[Extracted data entries]
•••

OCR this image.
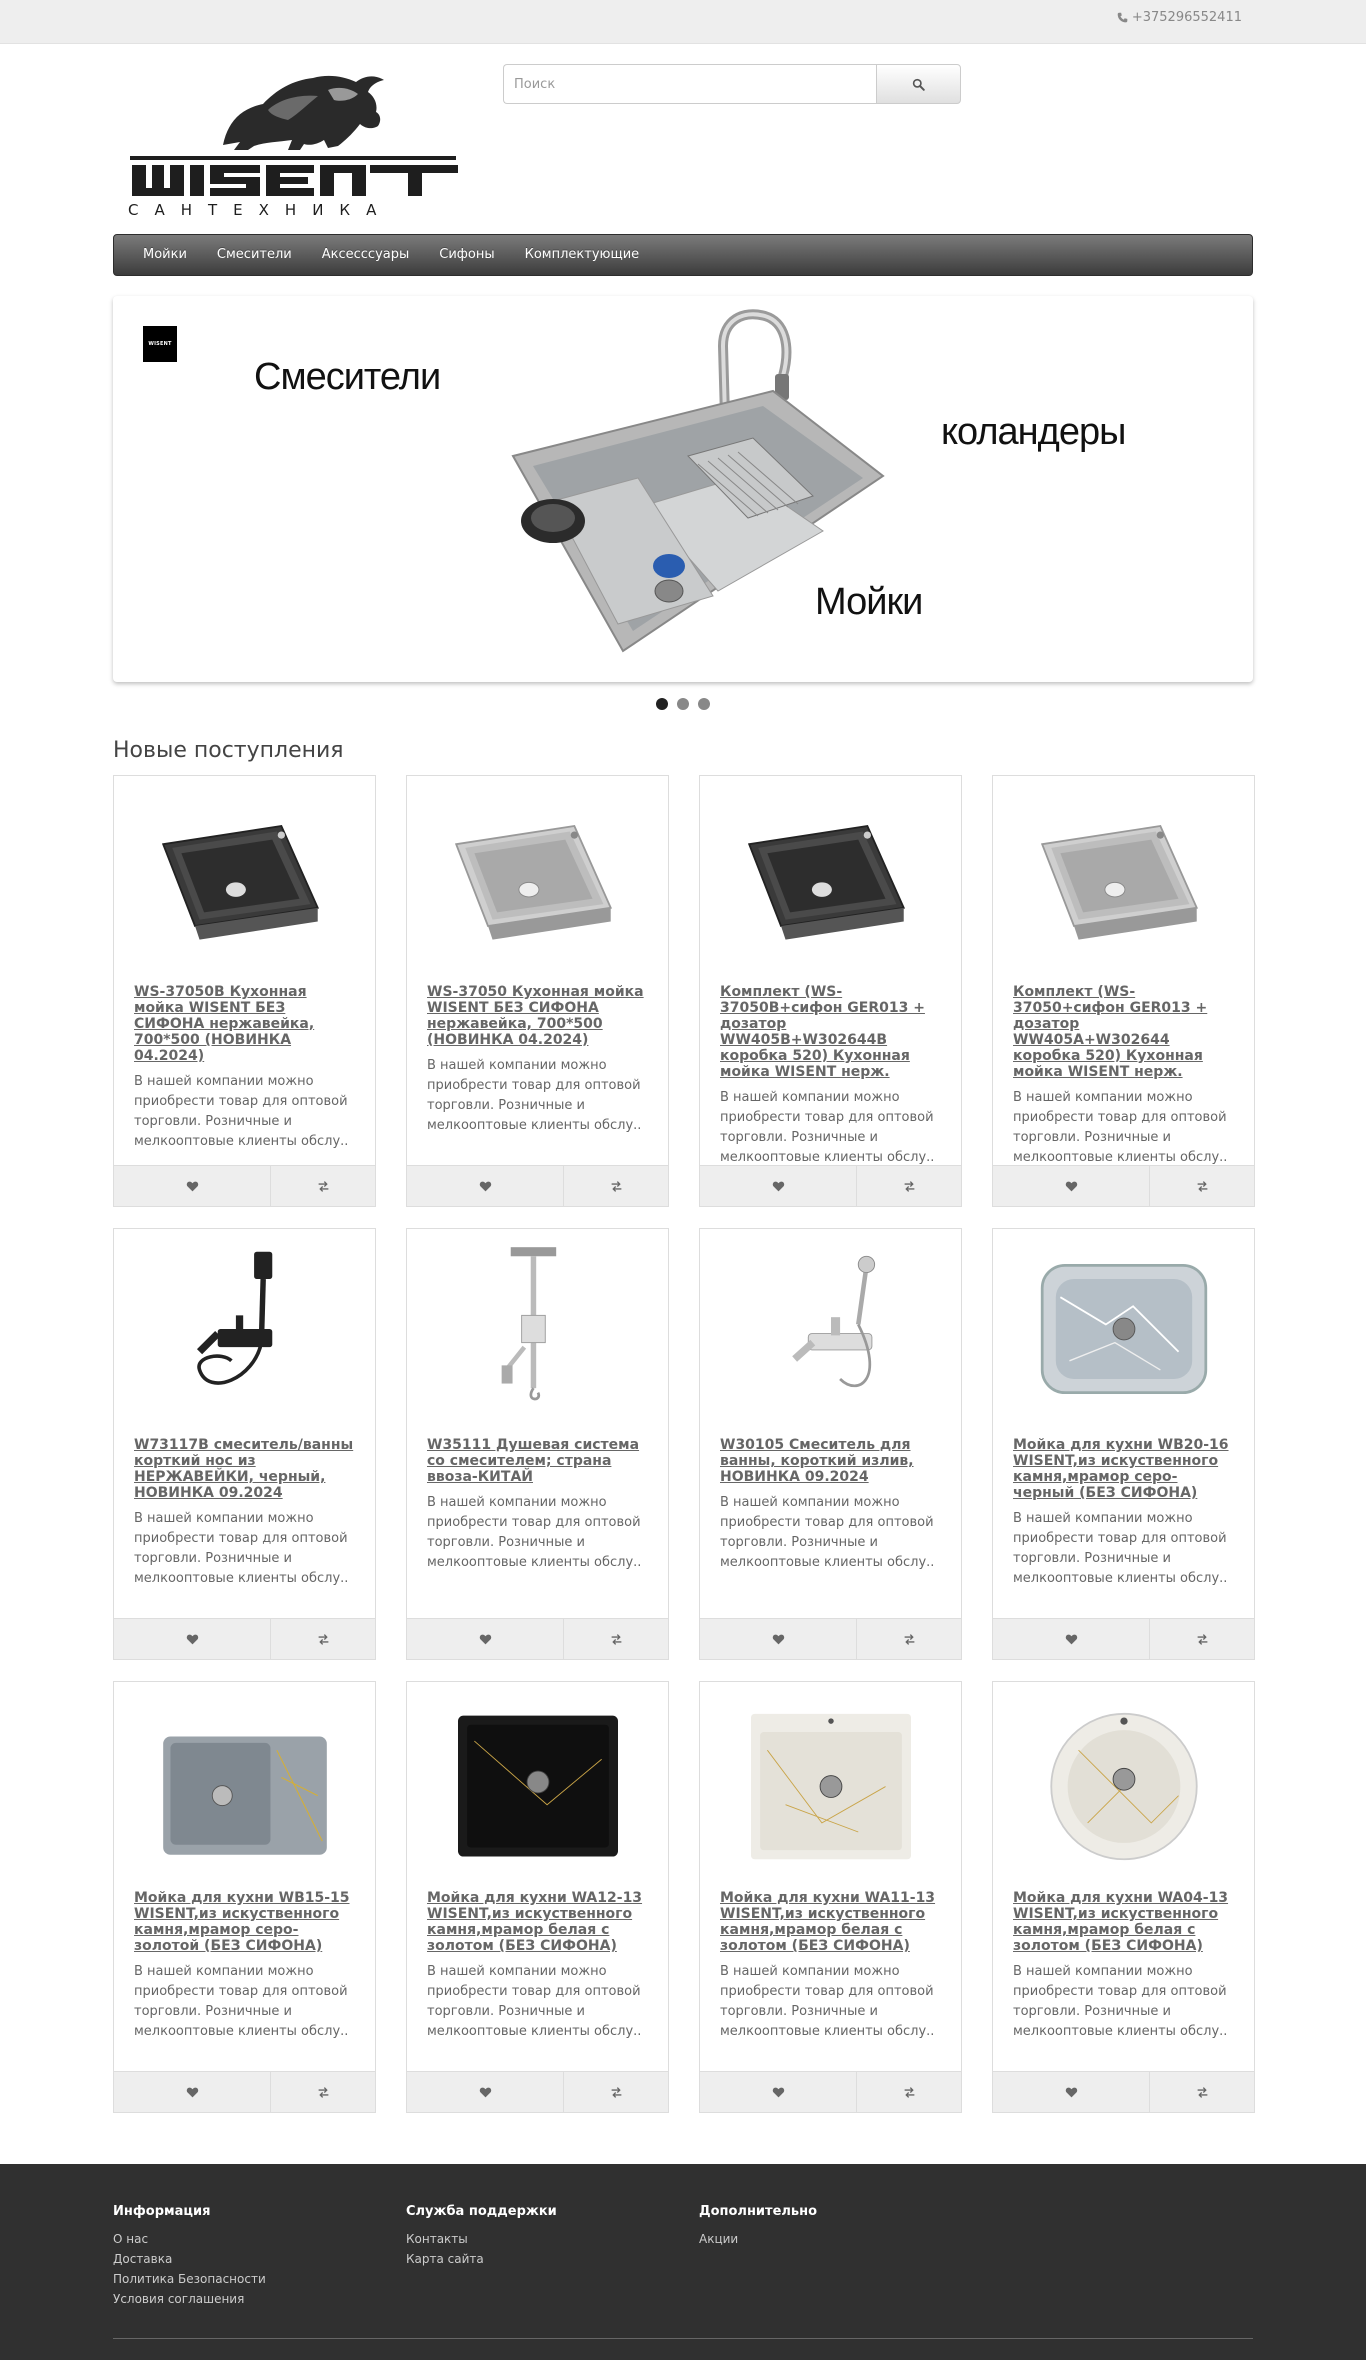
+375296552411
САНТЕХНИКА
Поиск
Мойки	Смесители	Аксесссуары	Сифоны	Комплектующие
WISENT
Смесители
коландеры
Мойки
Новые поступления
WS-37050B Кухонная мойка WISENT БЕЗ СИФОНА нержавейка, 700*500 (НОВИНКА 04.2024)
В нашей компании можно приобрести товар для оптовой торговли. Розничные и мелкооптовые клиенты обслу..
WS-37050 Кухонная мойка WISENT БЕЗ СИФОНА нержавейка, 700*500 (НОВИНКА 04.2024)
В нашей компании можно приобрести товар для оптовой торговли. Розничные и мелкооптовые клиенты обслу..
Комплект (WS-37050B+сифон GER013 + дозатор WW405B+W302644B коробка 520) Кухонная мойка WISENT нерж.
В нашей компании можно приобрести товар для оптовой торговли. Розничные и мелкооптовые клиенты обслу..
Комплект (WS-37050+сифон GER013 + дозатор WW405A+W302644 коробка 520) Кухонная мойка WISENT нерж.
В нашей компании можно приобрести товар для оптовой торговли. Розничные и мелкооптовые клиенты обслу..
W73117B смеситель/ванны корткий нос из НЕРЖАВЕЙКИ, черный, НОВИНКА 09.2024
В нашей компании можно приобрести товар для оптовой торговли. Розничные и мелкооптовые клиенты обслу..
W35111 Душевая система со смесителем; страна ввоза-КИТАЙ
В нашей компании можно приобрести товар для оптовой торговли. Розничные и мелкооптовые клиенты обслу..
W30105 Смеситель для ванны, короткий излив, НОВИНКА 09.2024
В нашей компании можно приобрести товар для оптовой торговли. Розничные и мелкооптовые клиенты обслу..
Мойка для кухни WB20-16 WISENT,из искуственного камня,мрамор серо-черный (БЕЗ СИФОНА)
В нашей компании можно приобрести товар для оптовой торговли. Розничные и мелкооптовые клиенты обслу..
Мойка для кухни WB15-15 WISENT,из искуственного камня,мрамор серо-золотой (БЕЗ СИФОНА)
В нашей компании можно приобрести товар для оптовой торговли. Розничные и мелкооптовые клиенты обслу..
Мойка для кухни WA12-13 WISENT,из искуственного камня,мрамор белая с золотом (БЕЗ СИФОНА)
В нашей компании можно приобрести товар для оптовой торговли. Розничные и мелкооптовые клиенты обслу..
Мойка для кухни WA11-13 WISENT,из искуственного камня,мрамор белая с золотом (БЕЗ СИФОНА)
В нашей компании можно приобрести товар для оптовой торговли. Розничные и мелкооптовые клиенты обслу..
Мойка для кухни WA04-13 WISENT,из искуственного камня,мрамор белая с золотом (БЕЗ СИФОНА)
В нашей компании можно приобрести товар для оптовой торговли. Розничные и мелкооптовые клиенты обслу..
Информация
О нас
Доставка
Политика Безопасности
Условия соглашения
Служба поддержки
Контакты
Карта сайта
Дополнительно
Акции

•••

## Aim
Print each entry shown above with exact wording and no pictures.

## Answer to this task
OCR this image.
+375296552411
САНТЕХНИКА
Поиск
Мойки	Смесители	Аксесссуары	Сифоны	Комплектующие
WISENT
Смесители
коландеры
Мойки
Новые поступления
WS-37050B Кухонная мойка WISENT БЕЗ СИФОНА нержавейка, 700*500 (НОВИНКА 04.2024)
В нашей компании можно приобрести товар для оптовой торговли. Розничные и мелкооптовые клиенты обслу..
WS-37050 Кухонная мойка WISENT БЕЗ СИФОНА нержавейка, 700*500 (НОВИНКА 04.2024)
В нашей компании можно приобрести товар для оптовой торговли. Розничные и мелкооптовые клиенты обслу..
Комплект (WS-37050B+сифон GER013 + дозатор WW405B+W302644B коробка 520) Кухонная мойка WISENT нерж.
В нашей компании можно приобрести товар для оптовой торговли. Розничные и мелкооптовые клиенты обслу..
Комплект (WS-37050+сифон GER013 + дозатор WW405A+W302644 коробка 520) Кухонная мойка WISENT нерж.
В нашей компании можно приобрести товар для оптовой торговли. Розничные и мелкооптовые клиенты обслу..
W73117B смеситель/ванны корткий нос из НЕРЖАВЕЙКИ, черный, НОВИНКА 09.2024
В нашей компании можно приобрести товар для оптовой торговли. Розничные и мелкооптовые клиенты обслу..
W35111 Душевая система со смесителем; страна ввоза-КИТАЙ
В нашей компании можно приобрести товар для оптовой торговли. Розничные и мелкооптовые клиенты обслу..
W30105 Смеситель для ванны, короткий излив, НОВИНКА 09.2024
В нашей компании можно приобрести товар для оптовой торговли. Розничные и мелкооптовые клиенты обслу..
Мойка для кухни WB20-16 WISENT,из искуственного камня,мрамор серо-черный (БЕЗ СИФОНА)
В нашей компании можно приобрести товар для оптовой торговли. Розничные и мелкооптовые клиенты обслу..
Мойка для кухни WB15-15 WISENT,из искуственного камня,мрамор серо-золотой (БЕЗ СИФОНА)
В нашей компании можно приобрести товар для оптовой торговли. Розничные и мелкооптовые клиенты обслу..
Мойка для кухни WA12-13 WISENT,из искуственного камня,мрамор белая с золотом (БЕЗ СИФОНА)
В нашей компании можно приобрести товар для оптовой торговли. Розничные и мелкооптовые клиенты обслу..
Мойка для кухни WA11-13 WISENT,из искуственного камня,мрамор белая с золотом (БЕЗ СИФОНА)
В нашей компании можно приобрести товар для оптовой торговли. Розничные и мелкооптовые клиенты обслу..
Мойка для кухни WA04-13 WISENT,из искуственного камня,мрамор белая с золотом (БЕЗ СИФОНА)
В нашей компании можно приобрести товар для оптовой торговли. Розничные и мелкооптовые клиенты обслу..
Информация
О нас
Доставка
Политика Безопасности
Условия соглашения
Служба поддержки
Контакты
Карта сайта
Дополнительно
Акции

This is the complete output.